Can you reproduce the data beneath, keeping every line exact?

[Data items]
---*---
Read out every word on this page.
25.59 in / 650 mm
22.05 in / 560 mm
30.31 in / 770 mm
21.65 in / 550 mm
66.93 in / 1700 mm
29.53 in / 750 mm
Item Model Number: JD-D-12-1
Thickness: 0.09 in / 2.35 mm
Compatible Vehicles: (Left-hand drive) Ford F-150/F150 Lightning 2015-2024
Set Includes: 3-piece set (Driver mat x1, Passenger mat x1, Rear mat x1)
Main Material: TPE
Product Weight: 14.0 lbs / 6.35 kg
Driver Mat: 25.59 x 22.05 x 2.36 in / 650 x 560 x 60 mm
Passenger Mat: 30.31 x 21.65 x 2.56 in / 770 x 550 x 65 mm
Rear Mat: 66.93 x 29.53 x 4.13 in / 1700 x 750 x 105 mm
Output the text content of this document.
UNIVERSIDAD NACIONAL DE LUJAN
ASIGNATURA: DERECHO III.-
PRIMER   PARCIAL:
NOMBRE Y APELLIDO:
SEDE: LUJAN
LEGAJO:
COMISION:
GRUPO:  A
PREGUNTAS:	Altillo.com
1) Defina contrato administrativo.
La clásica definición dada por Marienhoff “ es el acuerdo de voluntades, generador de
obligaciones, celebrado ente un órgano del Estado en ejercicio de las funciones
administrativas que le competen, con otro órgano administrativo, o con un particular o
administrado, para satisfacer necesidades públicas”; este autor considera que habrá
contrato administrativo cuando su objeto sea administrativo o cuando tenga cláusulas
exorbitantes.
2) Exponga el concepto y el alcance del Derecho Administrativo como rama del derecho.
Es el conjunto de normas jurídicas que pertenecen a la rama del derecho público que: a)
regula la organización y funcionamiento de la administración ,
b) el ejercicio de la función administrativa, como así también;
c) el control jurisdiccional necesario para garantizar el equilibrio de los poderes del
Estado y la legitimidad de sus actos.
---*---
* **Expected output**:
Read out every word on this page.
25.59 in / 650 mm
22.05 in / 560 mm
30.31 in / 770 mm
21.65 in / 550 mm
66.93 in / 1700 mm
29.53 in / 750 mm
Item Model Number: JD-D-12-1
Thickness: 0.09 in / 2.35 mm
Compatible Vehicles: (Left-hand drive) Ford F-150/F150 Lightning 2015-2024
Set Includes: 3-piece set (Driver mat x1, Passenger mat x1, Rear mat x1)
Main Material: TPE
Product Weight: 14.0 lbs / 6.35 kg
Driver Mat: 25.59 x 22.05 x 2.36 in / 650 x 560 x 60 mm
Passenger Mat: 30.31 x 21.65 x 2.56 in / 770 x 550 x 65 mm
Rear Mat: 66.93 x 29.53 x 4.13 in / 1700 x 750 x 105 mm
Output the text content of this document.
UNIVERSIDAD NACIONAL DE LUJAN
ASIGNATURA: DERECHO III.-
PRIMER   PARCIAL:
NOMBRE Y APELLIDO:
SEDE: LUJAN
LEGAJO:
COMISION:
GRUPO:  A
PREGUNTAS:	Altillo.com
1) Defina contrato administrativo.
La clásica definición dada por Marienhoff “ es el acuerdo de voluntades, generador de
obligaciones, celebrado ente un órgano del Estado en ejercicio de las funciones
administrativas que le competen, con otro órgano administrativo, o con un particular o
administrado, para satisfacer necesidades públicas”; este autor considera que habrá
contrato administrativo cuando su objeto sea administrativo o cuando tenga cláusulas
exorbitantes.
2) Exponga el concepto y el alcance del Derecho Administrativo como rama del derecho.
Es el conjunto de normas jurídicas que pertenecen a la rama del derecho público que: a)
regula la organización y funcionamiento de la administración ,
b) el ejercicio de la función administrativa, como así también;
c) el control jurisdiccional necesario para garantizar el equilibrio de los poderes del
Estado y la legitimidad de sus actos.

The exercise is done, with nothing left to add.